Saved data entries:
>> START
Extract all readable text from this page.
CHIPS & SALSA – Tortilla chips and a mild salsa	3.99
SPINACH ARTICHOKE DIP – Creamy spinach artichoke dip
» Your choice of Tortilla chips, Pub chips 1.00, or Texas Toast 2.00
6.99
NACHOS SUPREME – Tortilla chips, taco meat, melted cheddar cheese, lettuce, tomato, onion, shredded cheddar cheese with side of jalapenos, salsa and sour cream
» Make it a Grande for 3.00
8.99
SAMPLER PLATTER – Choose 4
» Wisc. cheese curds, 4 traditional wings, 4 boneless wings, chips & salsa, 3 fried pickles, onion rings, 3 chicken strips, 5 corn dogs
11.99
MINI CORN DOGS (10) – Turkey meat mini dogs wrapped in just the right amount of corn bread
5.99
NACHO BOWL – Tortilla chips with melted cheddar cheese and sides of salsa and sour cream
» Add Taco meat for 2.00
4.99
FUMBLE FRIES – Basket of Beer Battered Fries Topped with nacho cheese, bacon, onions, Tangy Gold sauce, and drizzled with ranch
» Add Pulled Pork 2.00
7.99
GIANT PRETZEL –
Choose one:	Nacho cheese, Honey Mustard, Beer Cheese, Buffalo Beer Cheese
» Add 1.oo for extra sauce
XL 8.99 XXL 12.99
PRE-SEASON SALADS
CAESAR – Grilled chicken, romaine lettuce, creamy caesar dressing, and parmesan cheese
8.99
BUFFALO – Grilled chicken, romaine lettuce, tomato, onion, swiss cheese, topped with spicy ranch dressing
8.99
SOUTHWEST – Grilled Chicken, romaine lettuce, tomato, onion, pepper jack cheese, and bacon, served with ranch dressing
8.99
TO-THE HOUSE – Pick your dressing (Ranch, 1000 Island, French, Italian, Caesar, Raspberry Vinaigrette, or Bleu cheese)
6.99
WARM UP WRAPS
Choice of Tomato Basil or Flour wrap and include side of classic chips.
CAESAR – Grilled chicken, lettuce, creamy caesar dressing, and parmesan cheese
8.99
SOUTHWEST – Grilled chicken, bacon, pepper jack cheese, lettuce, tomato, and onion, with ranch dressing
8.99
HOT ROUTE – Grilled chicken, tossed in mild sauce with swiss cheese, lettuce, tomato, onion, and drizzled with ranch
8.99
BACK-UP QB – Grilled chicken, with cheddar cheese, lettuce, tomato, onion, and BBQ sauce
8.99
>> END
WHAT TO WORK ON: Please set down each line of the records exactly as given.

RESPONSE BELOW:
Extract all readable text from this page.
CHIPS & SALSA – Tortilla chips and a mild salsa	3.99
SPINACH ARTICHOKE DIP – Creamy spinach artichoke dip
» Your choice of Tortilla chips, Pub chips 1.00, or Texas Toast 2.00
6.99
NACHOS SUPREME – Tortilla chips, taco meat, melted cheddar cheese, lettuce, tomato, onion, shredded cheddar cheese with side of jalapenos, salsa and sour cream
» Make it a Grande for 3.00
8.99
SAMPLER PLATTER – Choose 4
» Wisc. cheese curds, 4 traditional wings, 4 boneless wings, chips & salsa, 3 fried pickles, onion rings, 3 chicken strips, 5 corn dogs
11.99
MINI CORN DOGS (10) – Turkey meat mini dogs wrapped in just the right amount of corn bread
5.99
NACHO BOWL – Tortilla chips with melted cheddar cheese and sides of salsa and sour cream
» Add Taco meat for 2.00
4.99
FUMBLE FRIES – Basket of Beer Battered Fries Topped with nacho cheese, bacon, onions, Tangy Gold sauce, and drizzled with ranch
» Add Pulled Pork 2.00
7.99
GIANT PRETZEL –
Choose one:	Nacho cheese, Honey Mustard, Beer Cheese, Buffalo Beer Cheese
» Add 1.oo for extra sauce
XL 8.99 XXL 12.99
PRE-SEASON SALADS
CAESAR – Grilled chicken, romaine lettuce, creamy caesar dressing, and parmesan cheese
8.99
BUFFALO – Grilled chicken, romaine lettuce, tomato, onion, swiss cheese, topped with spicy ranch dressing
8.99
SOUTHWEST – Grilled Chicken, romaine lettuce, tomato, onion, pepper jack cheese, and bacon, served with ranch dressing
8.99
TO-THE HOUSE – Pick your dressing (Ranch, 1000 Island, French, Italian, Caesar, Raspberry Vinaigrette, or Bleu cheese)
6.99
WARM UP WRAPS
Choice of Tomato Basil or Flour wrap and include side of classic chips.
CAESAR – Grilled chicken, lettuce, creamy caesar dressing, and parmesan cheese
8.99
SOUTHWEST – Grilled chicken, bacon, pepper jack cheese, lettuce, tomato, and onion, with ranch dressing
8.99
HOT ROUTE – Grilled chicken, tossed in mild sauce with swiss cheese, lettuce, tomato, onion, and drizzled with ranch
8.99
BACK-UP QB – Grilled chicken, with cheddar cheese, lettuce, tomato, onion, and BBQ sauce
8.99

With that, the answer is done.